-- Start of DATASET EXTRACT --
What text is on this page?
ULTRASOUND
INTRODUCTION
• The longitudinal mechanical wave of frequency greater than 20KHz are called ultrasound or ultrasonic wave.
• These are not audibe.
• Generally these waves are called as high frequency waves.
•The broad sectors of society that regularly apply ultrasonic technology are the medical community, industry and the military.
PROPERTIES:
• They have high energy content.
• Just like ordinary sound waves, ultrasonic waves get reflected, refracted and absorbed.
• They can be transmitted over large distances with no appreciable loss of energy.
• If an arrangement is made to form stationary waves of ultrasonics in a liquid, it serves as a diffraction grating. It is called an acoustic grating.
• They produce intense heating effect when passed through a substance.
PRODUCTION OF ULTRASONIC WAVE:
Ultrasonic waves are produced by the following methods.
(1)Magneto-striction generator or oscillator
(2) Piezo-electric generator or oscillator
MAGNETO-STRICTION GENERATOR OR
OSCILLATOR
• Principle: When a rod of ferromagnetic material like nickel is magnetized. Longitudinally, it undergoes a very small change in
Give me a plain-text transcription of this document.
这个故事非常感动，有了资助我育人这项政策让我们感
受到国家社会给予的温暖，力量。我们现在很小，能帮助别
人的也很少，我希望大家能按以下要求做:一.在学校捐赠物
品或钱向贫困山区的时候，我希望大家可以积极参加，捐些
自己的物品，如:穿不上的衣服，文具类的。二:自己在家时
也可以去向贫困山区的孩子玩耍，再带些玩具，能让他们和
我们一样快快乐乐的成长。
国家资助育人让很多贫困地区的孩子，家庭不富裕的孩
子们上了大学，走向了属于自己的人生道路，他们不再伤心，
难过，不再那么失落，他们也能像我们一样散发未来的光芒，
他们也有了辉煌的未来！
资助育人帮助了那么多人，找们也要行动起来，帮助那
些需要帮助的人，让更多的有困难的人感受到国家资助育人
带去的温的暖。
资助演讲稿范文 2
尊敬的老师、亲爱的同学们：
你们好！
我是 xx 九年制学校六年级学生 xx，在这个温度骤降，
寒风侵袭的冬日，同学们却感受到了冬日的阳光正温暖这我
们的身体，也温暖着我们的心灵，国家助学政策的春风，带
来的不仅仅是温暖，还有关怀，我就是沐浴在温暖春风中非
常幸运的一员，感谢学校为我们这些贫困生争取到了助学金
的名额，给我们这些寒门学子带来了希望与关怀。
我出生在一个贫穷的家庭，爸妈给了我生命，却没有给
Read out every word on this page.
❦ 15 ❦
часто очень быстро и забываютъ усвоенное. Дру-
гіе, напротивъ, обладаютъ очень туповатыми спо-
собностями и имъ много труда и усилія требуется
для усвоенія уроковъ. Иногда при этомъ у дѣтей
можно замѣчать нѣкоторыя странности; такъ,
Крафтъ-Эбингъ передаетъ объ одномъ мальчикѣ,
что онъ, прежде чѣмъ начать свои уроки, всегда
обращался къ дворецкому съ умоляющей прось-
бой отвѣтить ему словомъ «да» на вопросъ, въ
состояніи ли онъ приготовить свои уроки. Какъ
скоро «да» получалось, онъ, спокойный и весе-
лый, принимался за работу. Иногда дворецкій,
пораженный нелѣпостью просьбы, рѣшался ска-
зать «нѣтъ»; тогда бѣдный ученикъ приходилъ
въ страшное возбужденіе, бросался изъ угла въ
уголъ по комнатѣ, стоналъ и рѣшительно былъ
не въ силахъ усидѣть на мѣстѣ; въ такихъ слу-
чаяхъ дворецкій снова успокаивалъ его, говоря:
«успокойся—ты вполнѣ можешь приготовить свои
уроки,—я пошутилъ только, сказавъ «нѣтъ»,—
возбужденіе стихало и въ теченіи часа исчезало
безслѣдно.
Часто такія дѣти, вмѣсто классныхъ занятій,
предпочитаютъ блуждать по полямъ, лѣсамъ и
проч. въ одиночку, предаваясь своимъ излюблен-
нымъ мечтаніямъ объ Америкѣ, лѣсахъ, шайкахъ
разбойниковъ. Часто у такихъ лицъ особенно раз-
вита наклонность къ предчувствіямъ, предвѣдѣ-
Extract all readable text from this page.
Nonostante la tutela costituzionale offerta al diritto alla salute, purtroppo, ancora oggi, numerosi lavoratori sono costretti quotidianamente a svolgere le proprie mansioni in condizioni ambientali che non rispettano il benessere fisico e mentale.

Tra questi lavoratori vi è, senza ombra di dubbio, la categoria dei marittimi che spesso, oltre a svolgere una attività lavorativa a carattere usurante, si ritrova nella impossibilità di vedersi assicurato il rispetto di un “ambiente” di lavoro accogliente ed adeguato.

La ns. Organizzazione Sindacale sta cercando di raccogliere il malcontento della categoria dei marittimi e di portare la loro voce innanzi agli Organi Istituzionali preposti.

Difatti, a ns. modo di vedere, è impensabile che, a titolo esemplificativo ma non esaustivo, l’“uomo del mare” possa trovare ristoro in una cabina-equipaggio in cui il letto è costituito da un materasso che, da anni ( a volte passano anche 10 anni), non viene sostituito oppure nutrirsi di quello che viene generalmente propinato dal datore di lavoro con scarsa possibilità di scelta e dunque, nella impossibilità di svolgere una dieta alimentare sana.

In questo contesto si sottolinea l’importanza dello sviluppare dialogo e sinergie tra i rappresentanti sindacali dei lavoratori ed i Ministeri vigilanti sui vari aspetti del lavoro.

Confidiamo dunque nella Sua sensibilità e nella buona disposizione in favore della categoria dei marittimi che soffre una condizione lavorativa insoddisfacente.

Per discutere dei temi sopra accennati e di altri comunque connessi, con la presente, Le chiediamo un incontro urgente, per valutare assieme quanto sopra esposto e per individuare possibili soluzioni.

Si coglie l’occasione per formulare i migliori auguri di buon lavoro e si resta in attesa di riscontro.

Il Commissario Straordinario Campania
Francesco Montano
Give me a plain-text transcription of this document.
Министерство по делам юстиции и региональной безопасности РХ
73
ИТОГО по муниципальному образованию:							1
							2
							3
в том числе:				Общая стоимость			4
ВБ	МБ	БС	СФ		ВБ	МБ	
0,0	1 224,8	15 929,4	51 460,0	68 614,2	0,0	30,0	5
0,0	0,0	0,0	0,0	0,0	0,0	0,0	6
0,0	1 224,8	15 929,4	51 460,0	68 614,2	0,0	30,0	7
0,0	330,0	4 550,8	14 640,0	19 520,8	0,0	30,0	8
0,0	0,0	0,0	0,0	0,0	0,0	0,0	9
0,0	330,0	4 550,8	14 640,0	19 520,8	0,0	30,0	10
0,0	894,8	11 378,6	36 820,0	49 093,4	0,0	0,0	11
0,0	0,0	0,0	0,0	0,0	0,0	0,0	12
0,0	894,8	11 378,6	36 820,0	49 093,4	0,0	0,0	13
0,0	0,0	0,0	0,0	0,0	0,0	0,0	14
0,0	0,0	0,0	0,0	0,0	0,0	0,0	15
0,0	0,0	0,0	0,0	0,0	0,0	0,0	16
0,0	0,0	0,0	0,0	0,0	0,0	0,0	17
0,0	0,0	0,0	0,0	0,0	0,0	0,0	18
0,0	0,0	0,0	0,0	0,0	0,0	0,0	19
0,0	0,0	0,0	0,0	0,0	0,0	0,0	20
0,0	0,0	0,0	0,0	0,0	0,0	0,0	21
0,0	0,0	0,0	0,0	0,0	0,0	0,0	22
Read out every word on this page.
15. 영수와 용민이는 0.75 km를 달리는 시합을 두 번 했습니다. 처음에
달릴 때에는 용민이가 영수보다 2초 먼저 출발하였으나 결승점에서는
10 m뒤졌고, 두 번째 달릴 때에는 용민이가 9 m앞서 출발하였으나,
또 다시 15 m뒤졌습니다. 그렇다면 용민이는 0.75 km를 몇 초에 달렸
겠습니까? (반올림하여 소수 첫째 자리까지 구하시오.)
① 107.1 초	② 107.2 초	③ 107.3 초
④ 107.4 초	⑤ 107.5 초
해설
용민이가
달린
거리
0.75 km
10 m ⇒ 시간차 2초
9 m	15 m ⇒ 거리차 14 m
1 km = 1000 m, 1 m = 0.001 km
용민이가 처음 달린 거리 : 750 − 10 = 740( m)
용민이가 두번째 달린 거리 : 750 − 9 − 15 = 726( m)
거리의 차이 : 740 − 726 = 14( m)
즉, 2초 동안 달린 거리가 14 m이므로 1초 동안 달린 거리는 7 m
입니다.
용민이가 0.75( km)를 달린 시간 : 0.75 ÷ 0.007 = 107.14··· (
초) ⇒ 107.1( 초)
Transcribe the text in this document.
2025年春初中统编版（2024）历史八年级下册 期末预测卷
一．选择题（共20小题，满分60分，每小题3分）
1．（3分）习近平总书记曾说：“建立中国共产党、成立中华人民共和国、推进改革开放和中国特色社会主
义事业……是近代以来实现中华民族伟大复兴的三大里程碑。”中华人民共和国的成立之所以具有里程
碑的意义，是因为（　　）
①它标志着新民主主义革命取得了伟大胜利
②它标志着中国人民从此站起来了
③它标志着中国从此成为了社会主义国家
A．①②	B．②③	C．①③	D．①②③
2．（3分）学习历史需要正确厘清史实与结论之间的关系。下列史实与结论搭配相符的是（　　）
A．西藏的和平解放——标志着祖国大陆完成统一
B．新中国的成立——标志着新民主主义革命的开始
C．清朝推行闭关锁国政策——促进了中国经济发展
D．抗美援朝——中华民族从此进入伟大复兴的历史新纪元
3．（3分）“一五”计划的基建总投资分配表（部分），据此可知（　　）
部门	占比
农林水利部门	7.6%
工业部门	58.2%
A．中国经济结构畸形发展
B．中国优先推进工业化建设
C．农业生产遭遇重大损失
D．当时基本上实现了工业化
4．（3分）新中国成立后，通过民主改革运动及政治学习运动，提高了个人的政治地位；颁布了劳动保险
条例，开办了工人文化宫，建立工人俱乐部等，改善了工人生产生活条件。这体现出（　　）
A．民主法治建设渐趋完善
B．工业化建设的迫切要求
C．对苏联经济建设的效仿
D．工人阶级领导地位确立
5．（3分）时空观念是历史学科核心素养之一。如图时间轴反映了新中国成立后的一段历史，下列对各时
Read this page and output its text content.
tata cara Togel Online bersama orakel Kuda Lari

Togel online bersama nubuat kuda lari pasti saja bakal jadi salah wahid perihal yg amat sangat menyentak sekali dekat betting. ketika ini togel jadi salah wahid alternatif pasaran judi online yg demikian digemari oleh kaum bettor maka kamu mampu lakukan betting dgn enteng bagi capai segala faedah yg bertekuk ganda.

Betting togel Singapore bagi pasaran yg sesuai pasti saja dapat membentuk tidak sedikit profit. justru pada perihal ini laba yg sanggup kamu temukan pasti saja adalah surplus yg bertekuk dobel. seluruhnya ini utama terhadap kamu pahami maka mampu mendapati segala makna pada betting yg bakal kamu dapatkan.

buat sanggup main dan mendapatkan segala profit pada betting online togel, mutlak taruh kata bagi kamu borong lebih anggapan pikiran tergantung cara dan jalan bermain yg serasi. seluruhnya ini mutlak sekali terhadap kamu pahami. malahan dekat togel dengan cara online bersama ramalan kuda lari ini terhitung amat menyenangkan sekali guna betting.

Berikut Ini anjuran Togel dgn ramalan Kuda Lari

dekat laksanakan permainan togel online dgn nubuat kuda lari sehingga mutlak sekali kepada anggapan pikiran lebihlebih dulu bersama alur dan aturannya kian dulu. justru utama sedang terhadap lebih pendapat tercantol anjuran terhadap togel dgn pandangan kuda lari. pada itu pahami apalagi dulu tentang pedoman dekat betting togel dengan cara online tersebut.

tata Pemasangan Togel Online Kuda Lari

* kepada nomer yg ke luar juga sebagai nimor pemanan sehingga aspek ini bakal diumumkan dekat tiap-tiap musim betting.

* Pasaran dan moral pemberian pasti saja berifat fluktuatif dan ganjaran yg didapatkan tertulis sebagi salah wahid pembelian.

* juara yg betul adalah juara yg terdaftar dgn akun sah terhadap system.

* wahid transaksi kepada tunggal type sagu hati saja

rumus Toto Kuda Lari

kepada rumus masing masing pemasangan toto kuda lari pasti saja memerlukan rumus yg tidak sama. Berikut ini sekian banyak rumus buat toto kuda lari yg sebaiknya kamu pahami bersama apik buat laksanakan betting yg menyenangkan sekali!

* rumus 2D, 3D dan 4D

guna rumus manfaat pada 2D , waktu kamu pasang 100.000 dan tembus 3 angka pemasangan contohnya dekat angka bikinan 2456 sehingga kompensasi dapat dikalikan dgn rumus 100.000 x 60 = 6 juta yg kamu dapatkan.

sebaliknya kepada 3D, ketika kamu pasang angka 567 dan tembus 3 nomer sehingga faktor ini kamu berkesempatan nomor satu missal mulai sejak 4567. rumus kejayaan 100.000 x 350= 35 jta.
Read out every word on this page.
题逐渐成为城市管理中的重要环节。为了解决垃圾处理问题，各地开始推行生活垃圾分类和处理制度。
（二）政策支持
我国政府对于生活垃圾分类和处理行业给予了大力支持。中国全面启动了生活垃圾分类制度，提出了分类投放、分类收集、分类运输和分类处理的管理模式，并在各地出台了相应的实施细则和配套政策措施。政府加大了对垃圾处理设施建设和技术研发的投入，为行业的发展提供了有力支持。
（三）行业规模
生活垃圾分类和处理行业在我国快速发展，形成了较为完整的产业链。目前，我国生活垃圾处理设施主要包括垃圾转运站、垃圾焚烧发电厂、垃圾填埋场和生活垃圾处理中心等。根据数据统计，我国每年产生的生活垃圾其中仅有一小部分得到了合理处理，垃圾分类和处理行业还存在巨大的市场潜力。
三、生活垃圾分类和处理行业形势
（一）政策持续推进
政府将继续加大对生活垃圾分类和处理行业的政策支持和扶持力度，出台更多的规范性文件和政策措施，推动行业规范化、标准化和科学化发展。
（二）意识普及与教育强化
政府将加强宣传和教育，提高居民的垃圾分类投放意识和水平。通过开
-- End of DATASET EXTRACT --
AIM OF THE TASK: Identify how many lines in the entries above contain the word "возбужденіе" and provide only that figure.

FINISHED TASK: 2